### Task to complete
Filter the listing and keep only the lines with the word "SimpleMovingAvg".

### Listed entries
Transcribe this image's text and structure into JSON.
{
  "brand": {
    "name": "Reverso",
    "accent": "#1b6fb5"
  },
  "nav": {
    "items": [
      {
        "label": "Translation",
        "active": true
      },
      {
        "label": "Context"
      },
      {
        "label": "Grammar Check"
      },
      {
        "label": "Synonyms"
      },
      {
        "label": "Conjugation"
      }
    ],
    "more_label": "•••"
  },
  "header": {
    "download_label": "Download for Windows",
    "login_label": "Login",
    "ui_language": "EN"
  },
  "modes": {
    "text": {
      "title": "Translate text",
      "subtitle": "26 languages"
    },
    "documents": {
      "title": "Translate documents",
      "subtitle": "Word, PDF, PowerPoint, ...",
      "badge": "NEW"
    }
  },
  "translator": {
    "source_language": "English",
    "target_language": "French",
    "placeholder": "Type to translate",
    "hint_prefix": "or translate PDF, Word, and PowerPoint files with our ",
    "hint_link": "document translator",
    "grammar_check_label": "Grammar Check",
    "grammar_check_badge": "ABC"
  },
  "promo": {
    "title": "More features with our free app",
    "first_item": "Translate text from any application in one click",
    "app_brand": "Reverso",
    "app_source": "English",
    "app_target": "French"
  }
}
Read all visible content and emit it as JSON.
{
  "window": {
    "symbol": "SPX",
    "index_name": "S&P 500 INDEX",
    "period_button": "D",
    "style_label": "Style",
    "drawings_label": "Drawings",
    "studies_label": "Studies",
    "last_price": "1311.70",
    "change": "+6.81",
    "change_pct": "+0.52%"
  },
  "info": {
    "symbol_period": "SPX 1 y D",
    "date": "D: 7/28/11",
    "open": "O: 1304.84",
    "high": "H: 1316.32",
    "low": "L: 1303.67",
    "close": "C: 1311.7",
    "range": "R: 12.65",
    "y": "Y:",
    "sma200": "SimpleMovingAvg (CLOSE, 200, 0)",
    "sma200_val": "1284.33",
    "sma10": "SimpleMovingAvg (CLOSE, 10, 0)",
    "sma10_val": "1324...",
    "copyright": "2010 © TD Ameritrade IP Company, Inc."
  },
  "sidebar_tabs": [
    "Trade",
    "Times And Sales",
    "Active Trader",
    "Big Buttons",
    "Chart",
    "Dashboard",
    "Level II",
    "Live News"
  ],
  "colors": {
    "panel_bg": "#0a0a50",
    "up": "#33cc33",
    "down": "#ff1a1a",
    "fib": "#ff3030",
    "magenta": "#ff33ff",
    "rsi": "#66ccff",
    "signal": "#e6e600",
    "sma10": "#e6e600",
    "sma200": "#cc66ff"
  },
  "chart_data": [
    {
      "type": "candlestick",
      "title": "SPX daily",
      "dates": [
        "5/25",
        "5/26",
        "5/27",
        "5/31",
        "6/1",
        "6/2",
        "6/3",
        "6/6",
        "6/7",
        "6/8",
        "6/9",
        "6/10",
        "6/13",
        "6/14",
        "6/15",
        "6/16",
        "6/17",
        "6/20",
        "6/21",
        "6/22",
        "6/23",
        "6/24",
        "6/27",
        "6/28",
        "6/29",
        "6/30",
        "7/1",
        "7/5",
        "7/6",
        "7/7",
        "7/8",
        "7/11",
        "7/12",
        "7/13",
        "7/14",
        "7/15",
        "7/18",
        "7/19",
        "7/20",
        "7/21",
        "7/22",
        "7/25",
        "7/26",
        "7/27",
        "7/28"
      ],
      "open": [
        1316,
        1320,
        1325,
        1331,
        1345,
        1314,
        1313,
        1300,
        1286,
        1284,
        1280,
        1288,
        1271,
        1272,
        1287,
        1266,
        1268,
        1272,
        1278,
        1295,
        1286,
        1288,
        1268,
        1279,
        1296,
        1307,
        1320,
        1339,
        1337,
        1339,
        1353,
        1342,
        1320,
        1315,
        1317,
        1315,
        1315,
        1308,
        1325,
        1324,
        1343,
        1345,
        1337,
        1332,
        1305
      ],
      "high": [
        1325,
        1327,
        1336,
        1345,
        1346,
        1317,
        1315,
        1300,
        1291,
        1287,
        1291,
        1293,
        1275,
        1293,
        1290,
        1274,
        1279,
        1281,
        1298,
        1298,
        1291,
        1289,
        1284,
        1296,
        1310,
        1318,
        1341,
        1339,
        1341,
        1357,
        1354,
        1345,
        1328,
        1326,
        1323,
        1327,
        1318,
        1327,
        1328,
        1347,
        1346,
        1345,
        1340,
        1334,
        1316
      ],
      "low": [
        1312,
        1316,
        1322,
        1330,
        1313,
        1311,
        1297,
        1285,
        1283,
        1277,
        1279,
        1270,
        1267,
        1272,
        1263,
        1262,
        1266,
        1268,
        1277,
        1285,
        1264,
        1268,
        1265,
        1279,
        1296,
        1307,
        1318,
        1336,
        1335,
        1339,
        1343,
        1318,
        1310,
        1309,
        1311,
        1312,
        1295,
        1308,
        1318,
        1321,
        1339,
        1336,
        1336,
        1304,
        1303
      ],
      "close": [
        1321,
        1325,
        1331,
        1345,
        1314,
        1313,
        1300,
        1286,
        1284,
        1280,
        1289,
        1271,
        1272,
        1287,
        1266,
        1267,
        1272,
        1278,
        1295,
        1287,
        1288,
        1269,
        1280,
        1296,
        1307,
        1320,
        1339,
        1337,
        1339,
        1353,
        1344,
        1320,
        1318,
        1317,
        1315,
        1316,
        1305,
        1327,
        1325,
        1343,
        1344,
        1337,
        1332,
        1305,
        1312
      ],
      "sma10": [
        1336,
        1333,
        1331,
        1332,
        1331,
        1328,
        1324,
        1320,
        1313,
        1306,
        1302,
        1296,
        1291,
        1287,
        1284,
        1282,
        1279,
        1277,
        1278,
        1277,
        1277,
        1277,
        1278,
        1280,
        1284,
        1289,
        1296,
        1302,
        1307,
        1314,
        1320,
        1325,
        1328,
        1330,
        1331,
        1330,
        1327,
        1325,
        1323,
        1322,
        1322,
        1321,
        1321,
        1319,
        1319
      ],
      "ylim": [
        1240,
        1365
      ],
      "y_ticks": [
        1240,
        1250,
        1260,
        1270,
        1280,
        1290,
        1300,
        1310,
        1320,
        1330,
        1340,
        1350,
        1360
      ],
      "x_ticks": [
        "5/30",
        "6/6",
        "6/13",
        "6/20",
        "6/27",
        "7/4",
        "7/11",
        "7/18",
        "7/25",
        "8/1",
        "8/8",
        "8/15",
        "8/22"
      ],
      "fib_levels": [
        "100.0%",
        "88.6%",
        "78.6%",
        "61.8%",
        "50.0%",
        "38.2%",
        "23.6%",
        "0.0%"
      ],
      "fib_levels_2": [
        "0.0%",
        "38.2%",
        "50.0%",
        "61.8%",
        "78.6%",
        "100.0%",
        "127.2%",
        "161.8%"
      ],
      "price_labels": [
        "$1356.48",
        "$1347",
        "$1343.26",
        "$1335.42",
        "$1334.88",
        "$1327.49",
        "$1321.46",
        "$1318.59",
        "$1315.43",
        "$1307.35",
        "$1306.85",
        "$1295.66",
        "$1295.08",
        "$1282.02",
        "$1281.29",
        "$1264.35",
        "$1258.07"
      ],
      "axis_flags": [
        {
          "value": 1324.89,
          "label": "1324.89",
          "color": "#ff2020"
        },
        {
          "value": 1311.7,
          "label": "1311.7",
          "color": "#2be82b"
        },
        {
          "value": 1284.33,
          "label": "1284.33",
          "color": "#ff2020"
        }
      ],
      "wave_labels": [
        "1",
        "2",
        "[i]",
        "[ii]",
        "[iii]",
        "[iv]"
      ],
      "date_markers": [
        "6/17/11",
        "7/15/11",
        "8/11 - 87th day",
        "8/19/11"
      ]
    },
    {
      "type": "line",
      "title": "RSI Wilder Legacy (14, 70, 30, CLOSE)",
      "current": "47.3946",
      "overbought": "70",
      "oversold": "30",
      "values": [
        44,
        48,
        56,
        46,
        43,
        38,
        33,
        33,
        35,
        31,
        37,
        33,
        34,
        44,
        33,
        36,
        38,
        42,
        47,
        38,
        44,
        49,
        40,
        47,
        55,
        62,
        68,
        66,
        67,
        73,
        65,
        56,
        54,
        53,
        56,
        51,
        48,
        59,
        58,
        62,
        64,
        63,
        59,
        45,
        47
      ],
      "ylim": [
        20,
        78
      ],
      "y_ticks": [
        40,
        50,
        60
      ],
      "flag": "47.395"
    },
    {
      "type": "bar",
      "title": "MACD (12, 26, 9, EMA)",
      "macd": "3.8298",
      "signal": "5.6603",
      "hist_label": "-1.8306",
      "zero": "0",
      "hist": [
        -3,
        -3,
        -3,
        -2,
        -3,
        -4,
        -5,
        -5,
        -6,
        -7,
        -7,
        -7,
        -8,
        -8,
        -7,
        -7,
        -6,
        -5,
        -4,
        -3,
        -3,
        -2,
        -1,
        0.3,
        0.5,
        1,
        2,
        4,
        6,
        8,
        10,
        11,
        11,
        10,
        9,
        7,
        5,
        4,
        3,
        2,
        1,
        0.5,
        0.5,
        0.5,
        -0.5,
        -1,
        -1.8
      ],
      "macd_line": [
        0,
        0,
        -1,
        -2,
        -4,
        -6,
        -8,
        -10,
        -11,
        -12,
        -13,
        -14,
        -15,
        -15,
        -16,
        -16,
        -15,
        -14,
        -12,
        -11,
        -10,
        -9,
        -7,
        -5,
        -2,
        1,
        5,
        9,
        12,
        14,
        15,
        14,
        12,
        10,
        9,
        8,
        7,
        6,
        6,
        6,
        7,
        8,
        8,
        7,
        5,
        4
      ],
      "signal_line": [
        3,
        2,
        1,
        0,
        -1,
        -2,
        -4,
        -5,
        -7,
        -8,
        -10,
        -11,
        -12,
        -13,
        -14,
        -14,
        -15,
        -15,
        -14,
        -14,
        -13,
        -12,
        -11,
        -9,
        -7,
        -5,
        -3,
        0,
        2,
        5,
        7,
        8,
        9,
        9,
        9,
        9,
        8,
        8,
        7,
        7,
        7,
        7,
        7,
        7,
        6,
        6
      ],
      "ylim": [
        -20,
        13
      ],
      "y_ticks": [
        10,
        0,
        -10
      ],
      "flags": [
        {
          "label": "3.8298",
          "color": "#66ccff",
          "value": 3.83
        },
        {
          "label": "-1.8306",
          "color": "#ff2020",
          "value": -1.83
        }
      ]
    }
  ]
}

### Correct result
    "sma200": "SimpleMovingAvg (CLOSE, 200, 0)",
    "sma10": "SimpleMovingAvg (CLOSE, 10, 0)",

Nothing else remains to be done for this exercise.